- PROBLEM DESCRIPTION
Print all the entries verbatim.

- EXERCISE MATERIALS
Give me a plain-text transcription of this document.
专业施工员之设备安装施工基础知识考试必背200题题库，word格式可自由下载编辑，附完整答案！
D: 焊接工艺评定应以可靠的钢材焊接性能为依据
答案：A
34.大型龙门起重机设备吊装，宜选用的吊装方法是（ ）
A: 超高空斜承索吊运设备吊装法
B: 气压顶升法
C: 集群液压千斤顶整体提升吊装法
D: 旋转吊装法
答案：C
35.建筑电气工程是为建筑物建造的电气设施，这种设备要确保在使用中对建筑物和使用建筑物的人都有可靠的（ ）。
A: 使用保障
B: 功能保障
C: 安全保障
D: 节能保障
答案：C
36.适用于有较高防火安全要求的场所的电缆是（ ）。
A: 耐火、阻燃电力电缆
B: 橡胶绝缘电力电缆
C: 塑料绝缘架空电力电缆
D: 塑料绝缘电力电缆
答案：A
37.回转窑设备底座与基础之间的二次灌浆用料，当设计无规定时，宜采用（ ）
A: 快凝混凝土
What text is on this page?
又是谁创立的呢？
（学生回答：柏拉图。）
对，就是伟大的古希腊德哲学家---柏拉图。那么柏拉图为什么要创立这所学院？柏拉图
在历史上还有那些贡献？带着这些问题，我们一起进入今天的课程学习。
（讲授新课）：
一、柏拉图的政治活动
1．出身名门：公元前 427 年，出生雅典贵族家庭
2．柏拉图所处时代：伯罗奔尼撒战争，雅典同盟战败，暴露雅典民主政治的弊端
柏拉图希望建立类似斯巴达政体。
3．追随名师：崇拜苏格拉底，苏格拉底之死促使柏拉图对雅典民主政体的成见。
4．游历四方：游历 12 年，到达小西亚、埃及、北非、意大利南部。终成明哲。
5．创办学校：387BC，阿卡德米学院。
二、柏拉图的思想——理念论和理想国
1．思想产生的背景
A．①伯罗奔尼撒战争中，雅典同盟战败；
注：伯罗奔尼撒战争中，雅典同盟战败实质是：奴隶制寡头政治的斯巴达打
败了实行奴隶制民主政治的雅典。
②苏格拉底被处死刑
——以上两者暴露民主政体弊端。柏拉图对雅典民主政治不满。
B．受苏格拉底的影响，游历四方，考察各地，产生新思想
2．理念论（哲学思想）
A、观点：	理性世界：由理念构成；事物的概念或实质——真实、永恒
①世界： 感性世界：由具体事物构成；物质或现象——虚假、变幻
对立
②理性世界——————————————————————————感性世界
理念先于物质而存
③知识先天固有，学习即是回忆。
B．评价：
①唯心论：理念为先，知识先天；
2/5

- CORRECT ANSWER
Give me a plain-text transcription of this document.
专业施工员之设备安装施工基础知识考试必背200题题库，word格式可自由下载编辑，附完整答案！
D: 焊接工艺评定应以可靠的钢材焊接性能为依据
答案：A
34.大型龙门起重机设备吊装，宜选用的吊装方法是（ ）
A: 超高空斜承索吊运设备吊装法
B: 气压顶升法
C: 集群液压千斤顶整体提升吊装法
D: 旋转吊装法
答案：C
35.建筑电气工程是为建筑物建造的电气设施，这种设备要确保在使用中对建筑物和使用建筑物的人都有可靠的（ ）。
A: 使用保障
B: 功能保障
C: 安全保障
D: 节能保障
答案：C
36.适用于有较高防火安全要求的场所的电缆是（ ）。
A: 耐火、阻燃电力电缆
B: 橡胶绝缘电力电缆
C: 塑料绝缘架空电力电缆
D: 塑料绝缘电力电缆
答案：A
37.回转窑设备底座与基础之间的二次灌浆用料，当设计无规定时，宜采用（ ）
A: 快凝混凝土
What text is on this page?
又是谁创立的呢？
（学生回答：柏拉图。）
对，就是伟大的古希腊德哲学家---柏拉图。那么柏拉图为什么要创立这所学院？柏拉图
在历史上还有那些贡献？带着这些问题，我们一起进入今天的课程学习。
（讲授新课）：
一、柏拉图的政治活动
1．出身名门：公元前 427 年，出生雅典贵族家庭
2．柏拉图所处时代：伯罗奔尼撒战争，雅典同盟战败，暴露雅典民主政治的弊端
柏拉图希望建立类似斯巴达政体。
3．追随名师：崇拜苏格拉底，苏格拉底之死促使柏拉图对雅典民主政体的成见。
4．游历四方：游历 12 年，到达小西亚、埃及、北非、意大利南部。终成明哲。
5．创办学校：387BC，阿卡德米学院。
二、柏拉图的思想——理念论和理想国
1．思想产生的背景
A．①伯罗奔尼撒战争中，雅典同盟战败；
注：伯罗奔尼撒战争中，雅典同盟战败实质是：奴隶制寡头政治的斯巴达打
败了实行奴隶制民主政治的雅典。
②苏格拉底被处死刑
——以上两者暴露民主政体弊端。柏拉图对雅典民主政治不满。
B．受苏格拉底的影响，游历四方，考察各地，产生新思想
2．理念论（哲学思想）
A、观点：	理性世界：由理念构成；事物的概念或实质——真实、永恒
①世界： 感性世界：由具体事物构成；物质或现象——虚假、变幻
对立
②理性世界——————————————————————————感性世界
理念先于物质而存
③知识先天固有，学习即是回忆。
B．评价：
①唯心论：理念为先，知识先天；
2/5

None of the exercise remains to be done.